◆ **THE EXERCISE**
Locate every line below that contains the word "Territory" and copy it.

═══ EXTRACTED ENTRIES ═══

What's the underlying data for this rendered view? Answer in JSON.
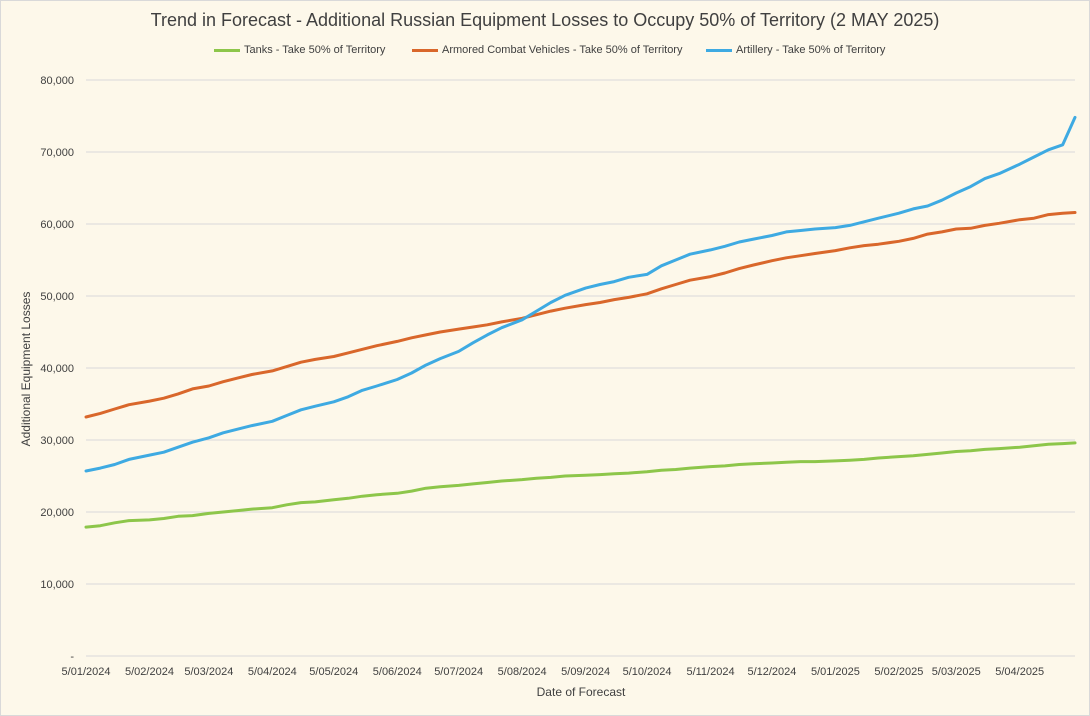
{
  "chart_data": {
    "type": "line",
    "title": "Trend in Forecast - Additional Russian Equipment Losses to Occupy 50% of Territory (2 MAY 2025)",
    "xlabel": "Date of Forecast",
    "ylabel": "Additional Equipment Losses",
    "ylim": [
      0,
      80000
    ],
    "yticks": [
      "-",
      "10,000",
      "20,000",
      "30,000",
      "40,000",
      "50,000",
      "60,000",
      "70,000",
      "80,000"
    ],
    "xlim": [
      "2024-01-05",
      "2025-05-02"
    ],
    "xticks": [
      {
        "date": "2024-01-05",
        "label": "5/01/2024"
      },
      {
        "date": "2024-02-05",
        "label": "5/02/2024"
      },
      {
        "date": "2024-03-05",
        "label": "5/03/2024"
      },
      {
        "date": "2024-04-05",
        "label": "5/04/2024"
      },
      {
        "date": "2024-05-05",
        "label": "5/05/2024"
      },
      {
        "date": "2024-06-05",
        "label": "5/06/2024"
      },
      {
        "date": "2024-07-05",
        "label": "5/07/2024"
      },
      {
        "date": "2024-08-05",
        "label": "5/08/2024"
      },
      {
        "date": "2024-09-05",
        "label": "5/09/2024"
      },
      {
        "date": "2024-10-05",
        "label": "5/10/2024"
      },
      {
        "date": "2024-11-05",
        "label": "5/11/2024"
      },
      {
        "date": "2024-12-05",
        "label": "5/12/2024"
      },
      {
        "date": "2025-01-05",
        "label": "5/01/2025"
      },
      {
        "date": "2025-02-05",
        "label": "5/02/2025"
      },
      {
        "date": "2025-03-05",
        "label": "5/03/2025"
      },
      {
        "date": "2025-04-05",
        "label": "5/04/2025"
      }
    ],
    "grid": true,
    "legend": "top",
    "series": [
      {
        "name": "Tanks - Take 50% of Territory",
        "color": "#8dc64a",
        "points": [
          [
            "2024-01-05",
            17900
          ],
          [
            "2024-01-12",
            18100
          ],
          [
            "2024-01-19",
            18500
          ],
          [
            "2024-01-26",
            18800
          ],
          [
            "2024-02-05",
            18900
          ],
          [
            "2024-02-12",
            19100
          ],
          [
            "2024-02-19",
            19400
          ],
          [
            "2024-02-26",
            19500
          ],
          [
            "2024-03-05",
            19800
          ],
          [
            "2024-03-12",
            20000
          ],
          [
            "2024-03-19",
            20200
          ],
          [
            "2024-03-26",
            20400
          ],
          [
            "2024-04-05",
            20600
          ],
          [
            "2024-04-12",
            21000
          ],
          [
            "2024-04-19",
            21300
          ],
          [
            "2024-04-26",
            21400
          ],
          [
            "2024-05-05",
            21700
          ],
          [
            "2024-05-12",
            21900
          ],
          [
            "2024-05-19",
            22200
          ],
          [
            "2024-05-26",
            22400
          ],
          [
            "2024-06-05",
            22600
          ],
          [
            "2024-06-12",
            22900
          ],
          [
            "2024-06-19",
            23300
          ],
          [
            "2024-06-26",
            23500
          ],
          [
            "2024-07-05",
            23700
          ],
          [
            "2024-07-12",
            23900
          ],
          [
            "2024-07-19",
            24100
          ],
          [
            "2024-07-26",
            24300
          ],
          [
            "2024-08-05",
            24500
          ],
          [
            "2024-08-12",
            24700
          ],
          [
            "2024-08-19",
            24800
          ],
          [
            "2024-08-26",
            25000
          ],
          [
            "2024-09-05",
            25100
          ],
          [
            "2024-09-12",
            25200
          ],
          [
            "2024-09-19",
            25300
          ],
          [
            "2024-09-26",
            25400
          ],
          [
            "2024-10-05",
            25600
          ],
          [
            "2024-10-12",
            25800
          ],
          [
            "2024-10-19",
            25900
          ],
          [
            "2024-10-26",
            26100
          ],
          [
            "2024-11-05",
            26300
          ],
          [
            "2024-11-12",
            26400
          ],
          [
            "2024-11-19",
            26600
          ],
          [
            "2024-11-26",
            26700
          ],
          [
            "2024-12-05",
            26800
          ],
          [
            "2024-12-12",
            26900
          ],
          [
            "2024-12-19",
            27000
          ],
          [
            "2024-12-26",
            27000
          ],
          [
            "2025-01-05",
            27100
          ],
          [
            "2025-01-12",
            27200
          ],
          [
            "2025-01-19",
            27300
          ],
          [
            "2025-01-26",
            27500
          ],
          [
            "2025-02-05",
            27700
          ],
          [
            "2025-02-12",
            27800
          ],
          [
            "2025-02-19",
            28000
          ],
          [
            "2025-02-26",
            28200
          ],
          [
            "2025-03-05",
            28400
          ],
          [
            "2025-03-12",
            28500
          ],
          [
            "2025-03-19",
            28700
          ],
          [
            "2025-03-26",
            28800
          ],
          [
            "2025-04-05",
            29000
          ],
          [
            "2025-04-12",
            29200
          ],
          [
            "2025-04-19",
            29400
          ],
          [
            "2025-04-26",
            29500
          ],
          [
            "2025-05-02",
            29600
          ]
        ]
      },
      {
        "name": "Armored Combat Vehicles - Take 50% of Territory",
        "color": "#d9672b",
        "points": [
          [
            "2024-01-05",
            33200
          ],
          [
            "2024-01-12",
            33700
          ],
          [
            "2024-01-19",
            34300
          ],
          [
            "2024-01-26",
            34900
          ],
          [
            "2024-02-05",
            35400
          ],
          [
            "2024-02-12",
            35800
          ],
          [
            "2024-02-19",
            36400
          ],
          [
            "2024-02-26",
            37100
          ],
          [
            "2024-03-05",
            37500
          ],
          [
            "2024-03-12",
            38100
          ],
          [
            "2024-03-19",
            38600
          ],
          [
            "2024-03-26",
            39100
          ],
          [
            "2024-04-05",
            39600
          ],
          [
            "2024-04-12",
            40200
          ],
          [
            "2024-04-19",
            40800
          ],
          [
            "2024-04-26",
            41200
          ],
          [
            "2024-05-05",
            41600
          ],
          [
            "2024-05-12",
            42100
          ],
          [
            "2024-05-19",
            42600
          ],
          [
            "2024-05-26",
            43100
          ],
          [
            "2024-06-05",
            43700
          ],
          [
            "2024-06-12",
            44200
          ],
          [
            "2024-06-19",
            44600
          ],
          [
            "2024-06-26",
            45000
          ],
          [
            "2024-07-05",
            45400
          ],
          [
            "2024-07-12",
            45700
          ],
          [
            "2024-07-19",
            46000
          ],
          [
            "2024-07-26",
            46400
          ],
          [
            "2024-08-05",
            46900
          ],
          [
            "2024-08-12",
            47400
          ],
          [
            "2024-08-19",
            47900
          ],
          [
            "2024-08-26",
            48300
          ],
          [
            "2024-09-05",
            48800
          ],
          [
            "2024-09-12",
            49100
          ],
          [
            "2024-09-19",
            49500
          ],
          [
            "2024-09-26",
            49800
          ],
          [
            "2024-10-05",
            50300
          ],
          [
            "2024-10-12",
            51000
          ],
          [
            "2024-10-19",
            51600
          ],
          [
            "2024-10-26",
            52200
          ],
          [
            "2024-11-05",
            52700
          ],
          [
            "2024-11-12",
            53200
          ],
          [
            "2024-11-19",
            53800
          ],
          [
            "2024-11-26",
            54300
          ],
          [
            "2024-12-05",
            54900
          ],
          [
            "2024-12-12",
            55300
          ],
          [
            "2024-12-19",
            55600
          ],
          [
            "2024-12-26",
            55900
          ],
          [
            "2025-01-05",
            56300
          ],
          [
            "2025-01-12",
            56700
          ],
          [
            "2025-01-19",
            57000
          ],
          [
            "2025-01-26",
            57200
          ],
          [
            "2025-02-05",
            57600
          ],
          [
            "2025-02-12",
            58000
          ],
          [
            "2025-02-19",
            58600
          ],
          [
            "2025-02-26",
            58900
          ],
          [
            "2025-03-05",
            59300
          ],
          [
            "2025-03-12",
            59400
          ],
          [
            "2025-03-19",
            59800
          ],
          [
            "2025-03-26",
            60100
          ],
          [
            "2025-04-05",
            60600
          ],
          [
            "2025-04-12",
            60800
          ],
          [
            "2025-04-19",
            61300
          ],
          [
            "2025-04-26",
            61500
          ],
          [
            "2025-05-02",
            61600
          ]
        ]
      },
      {
        "name": "Artillery - Take 50% of Territory",
        "color": "#3eaae2",
        "points": [
          [
            "2024-01-05",
            25700
          ],
          [
            "2024-01-12",
            26100
          ],
          [
            "2024-01-19",
            26600
          ],
          [
            "2024-01-26",
            27300
          ],
          [
            "2024-02-05",
            27900
          ],
          [
            "2024-02-12",
            28300
          ],
          [
            "2024-02-19",
            29000
          ],
          [
            "2024-02-26",
            29700
          ],
          [
            "2024-03-05",
            30300
          ],
          [
            "2024-03-12",
            31000
          ],
          [
            "2024-03-19",
            31500
          ],
          [
            "2024-03-26",
            32000
          ],
          [
            "2024-04-05",
            32600
          ],
          [
            "2024-04-12",
            33400
          ],
          [
            "2024-04-19",
            34200
          ],
          [
            "2024-04-26",
            34700
          ],
          [
            "2024-05-05",
            35300
          ],
          [
            "2024-05-12",
            36000
          ],
          [
            "2024-05-19",
            36900
          ],
          [
            "2024-05-26",
            37500
          ],
          [
            "2024-06-05",
            38400
          ],
          [
            "2024-06-12",
            39300
          ],
          [
            "2024-06-19",
            40400
          ],
          [
            "2024-06-26",
            41300
          ],
          [
            "2024-07-05",
            42300
          ],
          [
            "2024-07-12",
            43500
          ],
          [
            "2024-07-19",
            44600
          ],
          [
            "2024-07-26",
            45600
          ],
          [
            "2024-08-05",
            46700
          ],
          [
            "2024-08-12",
            47900
          ],
          [
            "2024-08-19",
            49100
          ],
          [
            "2024-08-26",
            50100
          ],
          [
            "2024-09-05",
            51100
          ],
          [
            "2024-09-12",
            51600
          ],
          [
            "2024-09-19",
            52000
          ],
          [
            "2024-09-26",
            52600
          ],
          [
            "2024-10-05",
            53000
          ],
          [
            "2024-10-12",
            54200
          ],
          [
            "2024-10-19",
            55000
          ],
          [
            "2024-10-26",
            55800
          ],
          [
            "2024-11-05",
            56400
          ],
          [
            "2024-11-12",
            56900
          ],
          [
            "2024-11-19",
            57500
          ],
          [
            "2024-11-26",
            57900
          ],
          [
            "2024-12-05",
            58400
          ],
          [
            "2024-12-12",
            58900
          ],
          [
            "2024-12-19",
            59100
          ],
          [
            "2024-12-26",
            59300
          ],
          [
            "2025-01-05",
            59500
          ],
          [
            "2025-01-12",
            59800
          ],
          [
            "2025-01-19",
            60300
          ],
          [
            "2025-01-26",
            60800
          ],
          [
            "2025-02-05",
            61500
          ],
          [
            "2025-02-12",
            62100
          ],
          [
            "2025-02-19",
            62500
          ],
          [
            "2025-02-26",
            63300
          ],
          [
            "2025-03-05",
            64300
          ],
          [
            "2025-03-12",
            65200
          ],
          [
            "2025-03-19",
            66300
          ],
          [
            "2025-03-26",
            67000
          ],
          [
            "2025-04-05",
            68300
          ],
          [
            "2025-04-12",
            69300
          ],
          [
            "2025-04-19",
            70300
          ],
          [
            "2025-04-26",
            71000
          ],
          [
            "2025-05-02",
            74800
          ]
        ]
      }
    ]
  },
  "colors": {
    "background": "#fdf8ea",
    "gridline": "#d9d9d9",
    "text": "#404040"
  }
}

═══

◆ **COMPLETED EXERCISE**
    "title": "Trend in Forecast - Additional Russian Equipment Losses to Occupy 50% of Territory (2 MAY 2025)",
        "name": "Tanks - Take 50% of Territory",
        "name": "Armored Combat Vehicles - Take 50% of Territory",
        "name": "Artillery - Take 50% of Territory",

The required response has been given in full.